### Problem statement
Keep the pictures out and restate every record exactly.

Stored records
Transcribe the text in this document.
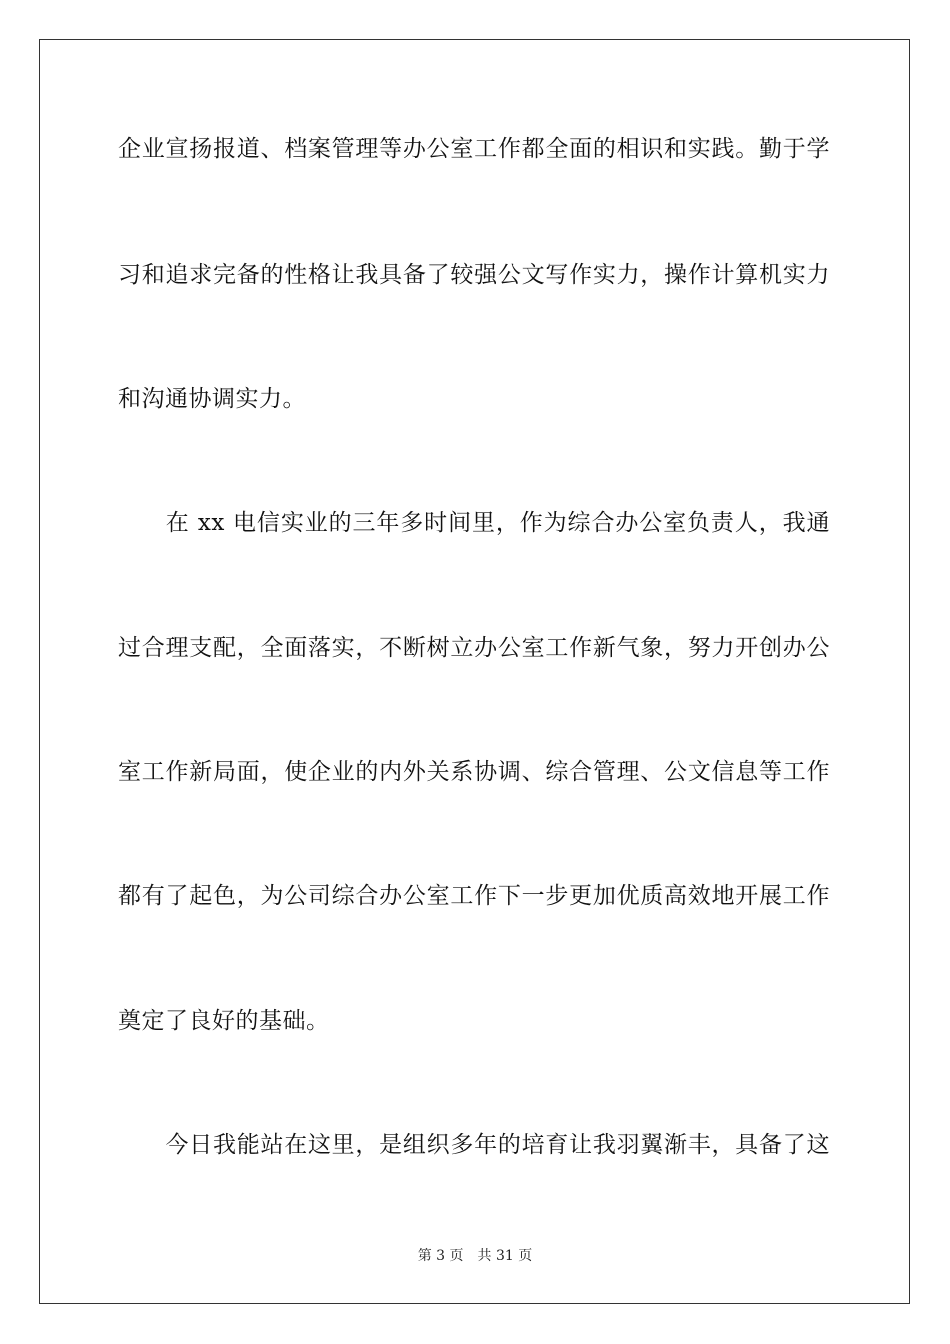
企业宣扬报道、档案管理等办公室工作都全面的相识和实践。勤于学
习和追求完备的性格让我具备了较强公文写作实力，操作计算机实力
和沟通协调实力。
　　在 xx 电信实业的三年多时间里，作为综合办公室负责人，我通
过合理支配，全面落实，不断树立办公室工作新气象，努力开创办公
室工作新局面，使企业的内外关系协调、综合管理、公文信息等工作
都有了起色，为公司综合办公室工作下一步更加优质高效地开展工作
奠定了良好的基础。
　　今日我能站在这里，是组织多年的培育让我羽翼渐丰，具备了这
第 3 页 共 31 页
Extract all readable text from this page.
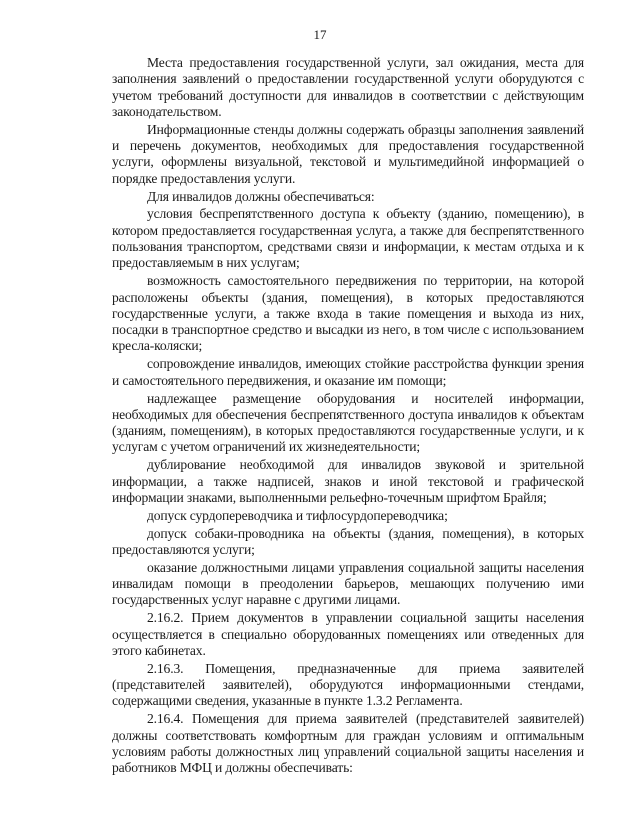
17

Места предоставления государственной услуги, зал ожидания, места для заполнения заявлений о предоставлении государственной услуги оборудуются с учетом требований доступности для инвалидов в соответствии с действующим законодательством.

Информационные стенды должны содержать образцы заполнения заявлений и перечень документов, необходимых для предоставления государственной услуги, оформлены визуальной, текстовой и мультимедийной информацией о порядке предоставления услуги.

Для инвалидов должны обеспечиваться:

условия беспрепятственного доступа к объекту (зданию, помещению), в котором предоставляется государственная услуга, а также для беспрепятственного пользования транспортом, средствами связи и информации, к местам отдыха и к предоставляемым в них услугам;

возможность самостоятельного передвижения по территории, на которой расположены объекты (здания, помещения), в которых предоставляются государственные услуги, а также входа в такие помещения и выхода из них, посадки в транспортное средство и высадки из него, в том числе с использованием кресла-коляски;

сопровождение инвалидов, имеющих стойкие расстройства функции зрения и самостоятельного передвижения, и оказание им помощи;

надлежащее размещение оборудования и носителей информации, необходимых для обеспечения беспрепятственного доступа инвалидов к объектам (зданиям, помещениям), в которых предоставляются государственные услуги, и к услугам с учетом ограничений их жизнедеятельности;

дублирование необходимой для инвалидов звуковой и зрительной информации, а также надписей, знаков и иной текстовой и графической информации знаками, выполненными рельефно-точечным шрифтом Брайля;

допуск сурдопереводчика и тифлосурдопереводчика;

допуск собаки-проводника на объекты (здания, помещения), в которых предоставляются услуги;

оказание должностными лицами управления социальной защиты населения инвалидам помощи в преодолении барьеров, мешающих получению ими государственных услуг наравне с другими лицами.

2.16.2. Прием документов в управлении социальной защиты населения осуществляется в специально оборудованных помещениях или отведенных для этого кабинетах.

2.16.3. Помещения, предназначенные для приема заявителей (представителей заявителей), оборудуются информационными стендами, содержащими сведения, указанные в пункте 1.3.2 Регламента.

2.16.4. Помещения для приема заявителей (представителей заявителей) должны соответствовать комфортным для граждан условиям и оптимальным условиям работы должностных лиц управлений социальной защиты населения и работников МФЦ и должны обеспечивать:
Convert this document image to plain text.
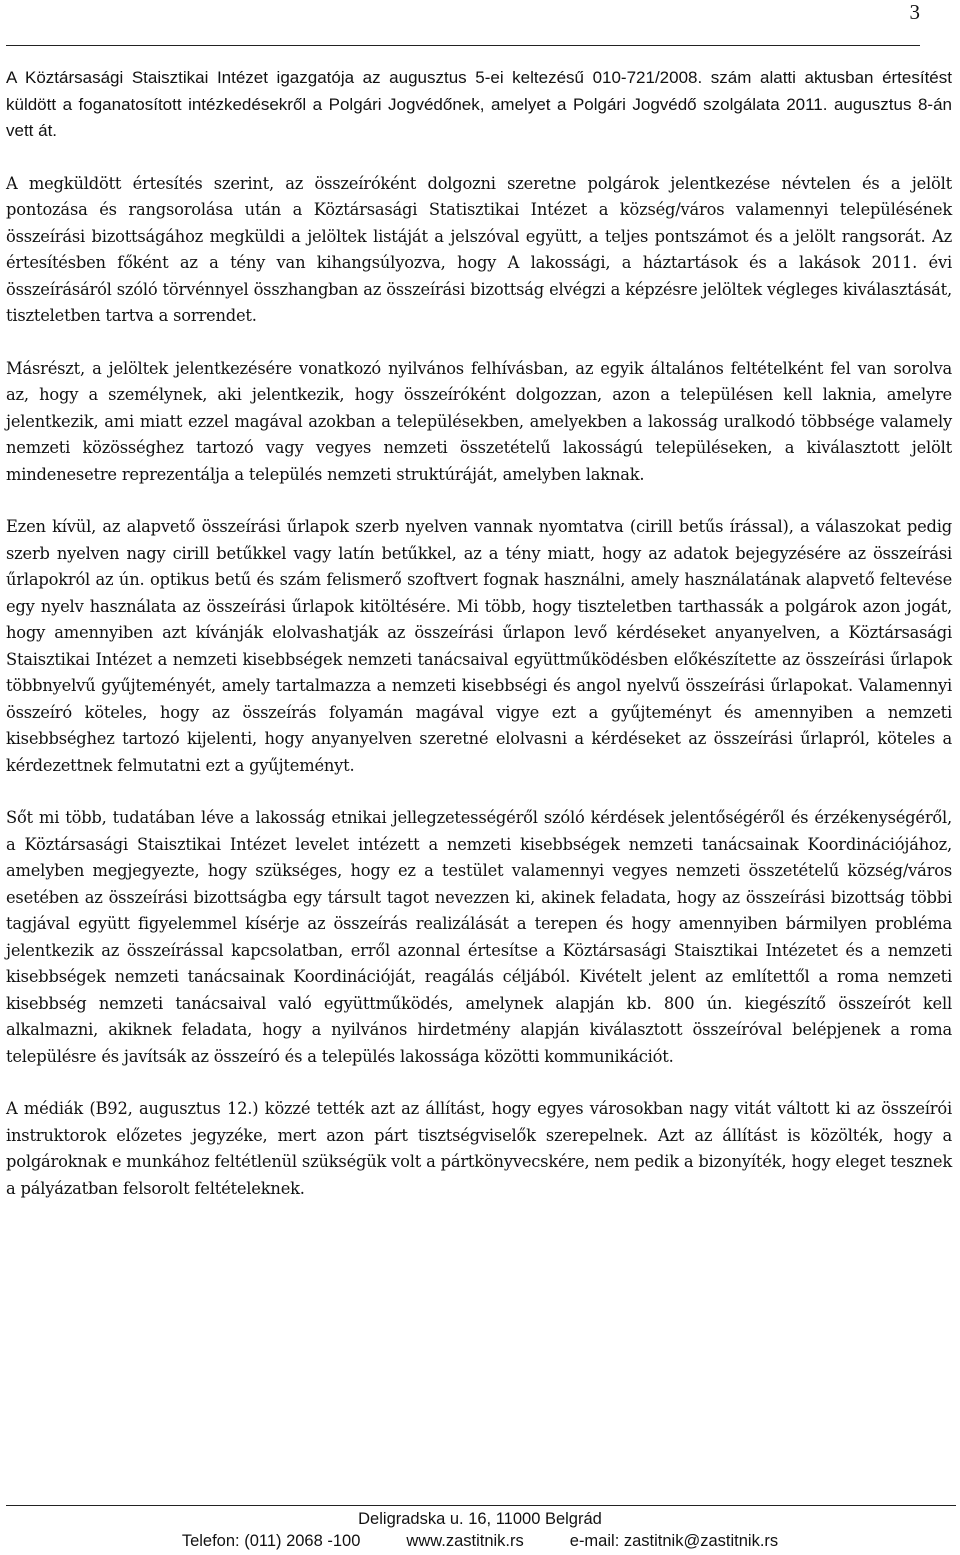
3

A Köztársasági Staisztikai Intézet igazgatója az augusztus 5-ei keltezésű 010-721/2008. szám alatti aktusban értesítést küldött a foganatosított intézkedésekről a Polgári Jogvédőnek, amelyet a Polgári Jogvédő szolgálata 2011. augusztus 8-án vett át.

A megküldött értesítés szerint, az összeíróként dolgozni szeretne polgárok jelentkezése névtelen és a jelölt pontozása és rangsorolása után a Köztársasági Statisztikai Intézet a község/város valamennyi településének összeírási bizottságához megküldi a jelöltek listáját a jelszóval együtt, a teljes pontszámot és a jelölt rangsorát. Az értesítésben főként az a tény van kihangsúlyozva, hogy A lakossági, a háztartások és a lakások 2011. évi összeírásáról szóló törvénnyel összhangban az összeírási bizottság elvégzi a képzésre jelöltek végleges kiválasztását, tiszteletben tartva a sorrendet.

Másrészt, a jelöltek jelentkezésére vonatkozó nyilvános felhívásban, az egyik általános feltételként fel van sorolva az, hogy a személynek, aki jelentkezik, hogy összeíróként dolgozzan, azon a településen kell laknia, amelyre jelentkezik, ami miatt ezzel magával azokban a településekben, amelyekben a lakosság uralkodó többsége valamely nemzeti közösséghez tartozó vagy vegyes nemzeti összetételű lakosságú településeken, a kiválasztott jelölt mindenesetre reprezentálja a település nemzeti struktúráját, amelyben laknak.

Ezen kívül, az alapvető összeírási űrlapok szerb nyelven vannak nyomtatva (cirill betűs írással), a válaszokat pedig szerb nyelven nagy cirill betűkkel vagy latín betűkkel, az a tény miatt, hogy az adatok bejegyzésére az összeírási űrlapokról az ún. optikus betű és szám felismerő szoftvert fognak használni, amely használatának alapvető feltevése egy nyelv használata az összeírási űrlapok kitöltésére. Mi több, hogy tiszteletben tarthassák a polgárok azon jogát, hogy amennyiben azt kívánják elolvashatják az összeírási űrlapon levő kérdéseket anyanyelven, a Köztársasági Staisztikai Intézet a nemzeti kisebbségek nemzeti tanácsaival együttműködésben előkészítette az összeírási űrlapok többnyelvű gyűjteményét, amely tartalmazza a nemzeti kisebbségi és angol nyelvű összeírási űrlapokat. Valamennyi összeíró köteles, hogy az összeírás folyamán magával vigye ezt a gyűjteményt és amennyiben a nemzeti kisebbséghez tartozó kijelenti, hogy anyanyelven szeretné elolvasni a kérdéseket az összeírási űrlapról, köteles a kérdezettnek felmutatni ezt a gyűjteményt.

Sőt mi több, tudatában léve a lakosság etnikai jellegzetességéről szóló kérdések jelentőségéről és érzékenységéről, a Köztársasági Staisztikai Intézet levelet intézett a nemzeti kisebbségek nemzeti tanácsainak Koordinációjához, amelyben megjegyezte, hogy szükséges, hogy ez a testület valamennyi vegyes nemzeti összetételű község/város esetében az összeírási bizottságba egy társult tagot nevezzen ki, akinek feladata, hogy az összeírási bizottság többi tagjával együtt figyelemmel kísérje az összeírás realizálását a terepen és hogy amennyiben bármilyen probléma jelentkezik az összeírással kapcsolatban, erről azonnal értesítse a Köztársasági Staisztikai Intézetet és a nemzeti kisebbségek nemzeti tanácsainak Koordinációját, reagálás céljából. Kivételt jelent az említettől a roma nemzeti kisebbség nemzeti tanácsaival való együttműködés, amelynek alapján kb. 800 ún. kiegészítő összeírót kell alkalmazni, akiknek feladata, hogy a nyilvános hirdetmény alapján kiválasztott összeíróval belépjenek a roma településre és javítsák az összeíró és a település lakossága közötti kommunikációt.

A médiák (B92, augusztus 12.) közzé tették azt az állítást, hogy egyes városokban nagy vitát váltott ki az összeírói instruktorok előzetes jegyzéke, mert azon párt tisztségviselők szerepelnek. Azt az állítást is közölték, hogy a polgároknak e munkához feltétlenül szükségük volt a pártkönyvecskére, nem pedik a bizonyíték, hogy eleget tesznek a pályázatban felsorolt feltételeknek.

Deligradska u. 16, 11000 Belgrád
Telefon: (011) 2068 -100	www.zastitnik.rs	e-mail: zastitnik@zastitnik.rs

### Task output
Transcribe the text in this document.
企业宣扬报道、档案管理等办公室工作都全面的相识和实践。勤于学
习和追求完备的性格让我具备了较强公文写作实力，操作计算机实力
和沟通协调实力。
　　在 xx 电信实业的三年多时间里，作为综合办公室负责人，我通
过合理支配，全面落实，不断树立办公室工作新气象，努力开创办公
室工作新局面，使企业的内外关系协调、综合管理、公文信息等工作
都有了起色，为公司综合办公室工作下一步更加优质高效地开展工作
奠定了良好的基础。
　　今日我能站在这里，是组织多年的培育让我羽翼渐丰，具备了这
第 3 页 共 31 页
Extract all readable text from this page.
17

Места предоставления государственной услуги, зал ожидания, места для заполнения заявлений о предоставлении государственной услуги оборудуются с учетом требований доступности для инвалидов в соответствии с действующим законодательством.

Информационные стенды должны содержать образцы заполнения заявлений и перечень документов, необходимых для предоставления государственной услуги, оформлены визуальной, текстовой и мультимедийной информацией о порядке предоставления услуги.

Для инвалидов должны обеспечиваться:

условия беспрепятственного доступа к объекту (зданию, помещению), в котором предоставляется государственная услуга, а также для беспрепятственного пользования транспортом, средствами связи и информации, к местам отдыха и к предоставляемым в них услугам;

возможность самостоятельного передвижения по территории, на которой расположены объекты (здания, помещения), в которых предоставляются государственные услуги, а также входа в такие помещения и выхода из них, посадки в транспортное средство и высадки из него, в том числе с использованием кресла-коляски;

сопровождение инвалидов, имеющих стойкие расстройства функции зрения и самостоятельного передвижения, и оказание им помощи;

надлежащее размещение оборудования и носителей информации, необходимых для обеспечения беспрепятственного доступа инвалидов к объектам (зданиям, помещениям), в которых предоставляются государственные услуги, и к услугам с учетом ограничений их жизнедеятельности;

дублирование необходимой для инвалидов звуковой и зрительной информации, а также надписей, знаков и иной текстовой и графической информации знаками, выполненными рельефно-точечным шрифтом Брайля;

допуск сурдопереводчика и тифлосурдопереводчика;

допуск собаки-проводника на объекты (здания, помещения), в которых предоставляются услуги;

оказание должностными лицами управления социальной защиты населения инвалидам помощи в преодолении барьеров, мешающих получению ими государственных услуг наравне с другими лицами.

2.16.2. Прием документов в управлении социальной защиты населения осуществляется в специально оборудованных помещениях или отведенных для этого кабинетах.

2.16.3. Помещения, предназначенные для приема заявителей (представителей заявителей), оборудуются информационными стендами, содержащими сведения, указанные в пункте 1.3.2 Регламента.

2.16.4. Помещения для приема заявителей (представителей заявителей) должны соответствовать комфортным для граждан условиям и оптимальным условиям работы должностных лиц управлений социальной защиты населения и работников МФЦ и должны обеспечивать:
Convert this document image to plain text.
3

A Köztársasági Staisztikai Intézet igazgatója az augusztus 5-ei keltezésű 010-721/2008. szám alatti aktusban értesítést küldött a foganatosított intézkedésekről a Polgári Jogvédőnek, amelyet a Polgári Jogvédő szolgálata 2011. augusztus 8-án vett át.

A megküldött értesítés szerint, az összeíróként dolgozni szeretne polgárok jelentkezése névtelen és a jelölt pontozása és rangsorolása után a Köztársasági Statisztikai Intézet a község/város valamennyi településének összeírási bizottságához megküldi a jelöltek listáját a jelszóval együtt, a teljes pontszámot és a jelölt rangsorát. Az értesítésben főként az a tény van kihangsúlyozva, hogy A lakossági, a háztartások és a lakások 2011. évi összeírásáról szóló törvénnyel összhangban az összeírási bizottság elvégzi a képzésre jelöltek végleges kiválasztását, tiszteletben tartva a sorrendet.

Másrészt, a jelöltek jelentkezésére vonatkozó nyilvános felhívásban, az egyik általános feltételként fel van sorolva az, hogy a személynek, aki jelentkezik, hogy összeíróként dolgozzan, azon a településen kell laknia, amelyre jelentkezik, ami miatt ezzel magával azokban a településekben, amelyekben a lakosság uralkodó többsége valamely nemzeti közösséghez tartozó vagy vegyes nemzeti összetételű lakosságú településeken, a kiválasztott jelölt mindenesetre reprezentálja a település nemzeti struktúráját, amelyben laknak.

Ezen kívül, az alapvető összeírási űrlapok szerb nyelven vannak nyomtatva (cirill betűs írással), a válaszokat pedig szerb nyelven nagy cirill betűkkel vagy latín betűkkel, az a tény miatt, hogy az adatok bejegyzésére az összeírási űrlapokról az ún. optikus betű és szám felismerő szoftvert fognak használni, amely használatának alapvető feltevése egy nyelv használata az összeírási űrlapok kitöltésére. Mi több, hogy tiszteletben tarthassák a polgárok azon jogát, hogy amennyiben azt kívánják elolvashatják az összeírási űrlapon levő kérdéseket anyanyelven, a Köztársasági Staisztikai Intézet a nemzeti kisebbségek nemzeti tanácsaival együttműködésben előkészítette az összeírási űrlapok többnyelvű gyűjteményét, amely tartalmazza a nemzeti kisebbségi és angol nyelvű összeírási űrlapokat. Valamennyi összeíró köteles, hogy az összeírás folyamán magával vigye ezt a gyűjteményt és amennyiben a nemzeti kisebbséghez tartozó kijelenti, hogy anyanyelven szeretné elolvasni a kérdéseket az összeírási űrlapról, köteles a kérdezettnek felmutatni ezt a gyűjteményt.

Sőt mi több, tudatában léve a lakosság etnikai jellegzetességéről szóló kérdések jelentőségéről és érzékenységéről, a Köztársasági Staisztikai Intézet levelet intézett a nemzeti kisebbségek nemzeti tanácsainak Koordinációjához, amelyben megjegyezte, hogy szükséges, hogy ez a testület valamennyi vegyes nemzeti összetételű község/város esetében az összeírási bizottságba egy társult tagot nevezzen ki, akinek feladata, hogy az összeírási bizottság többi tagjával együtt figyelemmel kísérje az összeírás realizálását a terepen és hogy amennyiben bármilyen probléma jelentkezik az összeírással kapcsolatban, erről azonnal értesítse a Köztársasági Staisztikai Intézetet és a nemzeti kisebbségek nemzeti tanácsainak Koordinációját, reagálás céljából. Kivételt jelent az említettől a roma nemzeti kisebbség nemzeti tanácsaival való együttműködés, amelynek alapján kb. 800 ún. kiegészítő összeírót kell alkalmazni, akiknek feladata, hogy a nyilvános hirdetmény alapján kiválasztott összeíróval belépjenek a roma településre és javítsák az összeíró és a település lakossága közötti kommunikációt.

A médiák (B92, augusztus 12.) közzé tették azt az állítást, hogy egyes városokban nagy vitát váltott ki az összeírói instruktorok előzetes jegyzéke, mert azon párt tisztségviselők szerepelnek. Azt az állítást is közölték, hogy a polgároknak e munkához feltétlenül szükségük volt a pártkönyvecskére, nem pedik a bizonyíték, hogy eleget tesznek a pályázatban felsorolt feltételeknek.

Deligradska u. 16, 11000 Belgrád
Telefon: (011) 2068 -100	www.zastitnik.rs	e-mail: zastitnik@zastitnik.rs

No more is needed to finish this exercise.